» **Objective**
Restate the entire listing word for word.

Saved data entries
▼

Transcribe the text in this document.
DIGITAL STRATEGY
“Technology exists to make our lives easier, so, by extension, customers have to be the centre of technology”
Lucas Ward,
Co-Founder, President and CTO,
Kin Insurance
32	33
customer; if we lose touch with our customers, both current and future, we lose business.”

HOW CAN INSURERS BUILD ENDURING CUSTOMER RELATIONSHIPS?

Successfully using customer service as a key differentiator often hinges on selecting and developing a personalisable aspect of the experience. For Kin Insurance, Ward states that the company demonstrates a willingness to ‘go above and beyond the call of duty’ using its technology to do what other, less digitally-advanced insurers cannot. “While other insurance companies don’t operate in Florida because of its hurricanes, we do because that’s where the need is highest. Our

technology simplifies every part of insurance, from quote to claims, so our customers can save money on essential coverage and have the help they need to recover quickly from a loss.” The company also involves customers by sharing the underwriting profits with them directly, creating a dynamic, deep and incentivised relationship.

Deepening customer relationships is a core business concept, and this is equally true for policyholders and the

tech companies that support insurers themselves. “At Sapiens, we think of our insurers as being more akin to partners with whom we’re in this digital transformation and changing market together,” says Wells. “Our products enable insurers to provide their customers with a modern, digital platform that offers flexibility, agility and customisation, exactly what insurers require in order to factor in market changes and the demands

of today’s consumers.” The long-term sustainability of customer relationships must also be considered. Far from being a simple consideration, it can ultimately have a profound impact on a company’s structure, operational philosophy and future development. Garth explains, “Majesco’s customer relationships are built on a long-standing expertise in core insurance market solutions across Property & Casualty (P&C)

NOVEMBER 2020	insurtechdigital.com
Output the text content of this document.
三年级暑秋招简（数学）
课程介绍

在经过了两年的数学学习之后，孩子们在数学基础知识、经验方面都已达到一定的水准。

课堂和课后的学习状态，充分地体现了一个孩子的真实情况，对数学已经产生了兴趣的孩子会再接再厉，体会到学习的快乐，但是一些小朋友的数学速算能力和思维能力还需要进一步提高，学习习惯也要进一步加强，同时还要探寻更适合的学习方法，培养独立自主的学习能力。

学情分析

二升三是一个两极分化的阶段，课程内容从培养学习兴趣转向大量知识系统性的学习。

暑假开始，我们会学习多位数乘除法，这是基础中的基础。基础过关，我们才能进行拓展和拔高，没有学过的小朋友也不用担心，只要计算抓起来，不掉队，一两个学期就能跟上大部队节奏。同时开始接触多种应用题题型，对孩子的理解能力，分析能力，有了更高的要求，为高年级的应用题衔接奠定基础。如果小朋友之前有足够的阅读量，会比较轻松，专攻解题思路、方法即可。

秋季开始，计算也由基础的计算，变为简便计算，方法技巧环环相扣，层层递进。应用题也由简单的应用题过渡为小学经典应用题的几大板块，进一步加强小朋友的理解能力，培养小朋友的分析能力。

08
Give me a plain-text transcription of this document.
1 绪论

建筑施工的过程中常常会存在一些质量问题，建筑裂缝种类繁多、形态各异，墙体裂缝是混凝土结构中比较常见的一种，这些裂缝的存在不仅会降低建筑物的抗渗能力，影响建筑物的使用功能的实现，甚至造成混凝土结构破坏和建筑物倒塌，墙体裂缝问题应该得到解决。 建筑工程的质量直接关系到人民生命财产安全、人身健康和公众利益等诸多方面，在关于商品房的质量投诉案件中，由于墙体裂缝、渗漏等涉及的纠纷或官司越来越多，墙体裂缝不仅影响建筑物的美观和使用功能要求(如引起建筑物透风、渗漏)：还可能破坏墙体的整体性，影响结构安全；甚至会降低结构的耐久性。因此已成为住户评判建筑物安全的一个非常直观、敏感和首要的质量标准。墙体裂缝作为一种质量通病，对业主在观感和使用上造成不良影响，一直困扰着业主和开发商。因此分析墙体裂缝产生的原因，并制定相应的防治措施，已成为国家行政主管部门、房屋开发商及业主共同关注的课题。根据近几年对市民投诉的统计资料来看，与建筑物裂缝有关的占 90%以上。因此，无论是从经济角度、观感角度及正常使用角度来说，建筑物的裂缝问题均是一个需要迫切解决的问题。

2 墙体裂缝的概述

▲

» **Complete answer**
Transcribe the text in this document.
DIGITAL STRATEGY
“Technology exists to make our lives easier, so, by extension, customers have to be the centre of technology”
Lucas Ward,
Co-Founder, President and CTO,
Kin Insurance
32	33
customer; if we lose touch with our customers, both current and future, we lose business.”

HOW CAN INSURERS BUILD ENDURING CUSTOMER RELATIONSHIPS?

Successfully using customer service as a key differentiator often hinges on selecting and developing a personalisable aspect of the experience. For Kin Insurance, Ward states that the company demonstrates a willingness to ‘go above and beyond the call of duty’ using its technology to do what other, less digitally-advanced insurers cannot. “While other insurance companies don’t operate in Florida because of its hurricanes, we do because that’s where the need is highest. Our

technology simplifies every part of insurance, from quote to claims, so our customers can save money on essential coverage and have the help they need to recover quickly from a loss.” The company also involves customers by sharing the underwriting profits with them directly, creating a dynamic, deep and incentivised relationship.

Deepening customer relationships is a core business concept, and this is equally true for policyholders and the

tech companies that support insurers themselves. “At Sapiens, we think of our insurers as being more akin to partners with whom we’re in this digital transformation and changing market together,” says Wells. “Our products enable insurers to provide their customers with a modern, digital platform that offers flexibility, agility and customisation, exactly what insurers require in order to factor in market changes and the demands

of today’s consumers.” The long-term sustainability of customer relationships must also be considered. Far from being a simple consideration, it can ultimately have a profound impact on a company’s structure, operational philosophy and future development. Garth explains, “Majesco’s customer relationships are built on a long-standing expertise in core insurance market solutions across Property & Casualty (P&C)

NOVEMBER 2020	insurtechdigital.com
Output the text content of this document.
三年级暑秋招简（数学）
课程介绍

在经过了两年的数学学习之后，孩子们在数学基础知识、经验方面都已达到一定的水准。

课堂和课后的学习状态，充分地体现了一个孩子的真实情况，对数学已经产生了兴趣的孩子会再接再厉，体会到学习的快乐，但是一些小朋友的数学速算能力和思维能力还需要进一步提高，学习习惯也要进一步加强，同时还要探寻更适合的学习方法，培养独立自主的学习能力。

学情分析

二升三是一个两极分化的阶段，课程内容从培养学习兴趣转向大量知识系统性的学习。

暑假开始，我们会学习多位数乘除法，这是基础中的基础。基础过关，我们才能进行拓展和拔高，没有学过的小朋友也不用担心，只要计算抓起来，不掉队，一两个学期就能跟上大部队节奏。同时开始接触多种应用题题型，对孩子的理解能力，分析能力，有了更高的要求，为高年级的应用题衔接奠定基础。如果小朋友之前有足够的阅读量，会比较轻松，专攻解题思路、方法即可。

秋季开始，计算也由基础的计算，变为简便计算，方法技巧环环相扣，层层递进。应用题也由简单的应用题过渡为小学经典应用题的几大板块，进一步加强小朋友的理解能力，培养小朋友的分析能力。

08
Give me a plain-text transcription of this document.
1 绪论

建筑施工的过程中常常会存在一些质量问题，建筑裂缝种类繁多、形态各异，墙体裂缝是混凝土结构中比较常见的一种，这些裂缝的存在不仅会降低建筑物的抗渗能力，影响建筑物的使用功能的实现，甚至造成混凝土结构破坏和建筑物倒塌，墙体裂缝问题应该得到解决。 建筑工程的质量直接关系到人民生命财产安全、人身健康和公众利益等诸多方面，在关于商品房的质量投诉案件中，由于墙体裂缝、渗漏等涉及的纠纷或官司越来越多，墙体裂缝不仅影响建筑物的美观和使用功能要求(如引起建筑物透风、渗漏)：还可能破坏墙体的整体性，影响结构安全；甚至会降低结构的耐久性。因此已成为住户评判建筑物安全的一个非常直观、敏感和首要的质量标准。墙体裂缝作为一种质量通病，对业主在观感和使用上造成不良影响，一直困扰着业主和开发商。因此分析墙体裂缝产生的原因，并制定相应的防治措施，已成为国家行政主管部门、房屋开发商及业主共同关注的课题。根据近几年对市民投诉的统计资料来看，与建筑物裂缝有关的占 90%以上。因此，无论是从经济角度、观感角度及正常使用角度来说，建筑物的裂缝问题均是一个需要迫切解决的问题。

2 墙体裂缝的概述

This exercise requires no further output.